▶ To be done
Find the lines with the string "name" and return them.

▶ Provided information
— Begin —

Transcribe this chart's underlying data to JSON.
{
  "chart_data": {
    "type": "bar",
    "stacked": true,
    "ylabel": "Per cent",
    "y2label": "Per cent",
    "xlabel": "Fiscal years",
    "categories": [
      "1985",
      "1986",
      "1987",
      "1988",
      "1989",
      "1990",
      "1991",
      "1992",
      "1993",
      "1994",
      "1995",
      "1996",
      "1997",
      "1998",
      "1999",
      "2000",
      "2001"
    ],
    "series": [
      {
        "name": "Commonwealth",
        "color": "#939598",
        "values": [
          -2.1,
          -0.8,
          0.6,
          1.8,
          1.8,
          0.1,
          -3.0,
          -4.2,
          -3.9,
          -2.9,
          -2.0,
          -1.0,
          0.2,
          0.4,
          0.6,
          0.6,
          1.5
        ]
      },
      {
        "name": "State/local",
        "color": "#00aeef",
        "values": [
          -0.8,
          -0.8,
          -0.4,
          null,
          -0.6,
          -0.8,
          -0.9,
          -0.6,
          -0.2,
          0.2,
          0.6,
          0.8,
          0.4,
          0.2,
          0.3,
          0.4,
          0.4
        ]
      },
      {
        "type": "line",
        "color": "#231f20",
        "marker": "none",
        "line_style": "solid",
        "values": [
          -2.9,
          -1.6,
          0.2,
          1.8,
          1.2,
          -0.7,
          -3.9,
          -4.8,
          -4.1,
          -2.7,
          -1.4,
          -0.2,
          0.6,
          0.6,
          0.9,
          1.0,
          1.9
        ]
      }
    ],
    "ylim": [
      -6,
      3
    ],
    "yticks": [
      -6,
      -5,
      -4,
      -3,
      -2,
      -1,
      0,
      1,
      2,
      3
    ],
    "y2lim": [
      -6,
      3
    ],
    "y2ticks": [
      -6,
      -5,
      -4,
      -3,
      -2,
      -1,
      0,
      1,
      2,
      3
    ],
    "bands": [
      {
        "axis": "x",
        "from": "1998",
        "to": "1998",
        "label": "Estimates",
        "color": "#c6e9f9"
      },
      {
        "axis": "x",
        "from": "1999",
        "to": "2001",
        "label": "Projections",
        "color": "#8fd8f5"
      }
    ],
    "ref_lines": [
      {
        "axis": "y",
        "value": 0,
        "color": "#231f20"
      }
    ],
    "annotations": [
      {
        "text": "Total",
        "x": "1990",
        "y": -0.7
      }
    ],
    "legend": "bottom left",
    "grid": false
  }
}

— End —

▶ The result
        "name": "Commonwealth",
        "name": "State/local",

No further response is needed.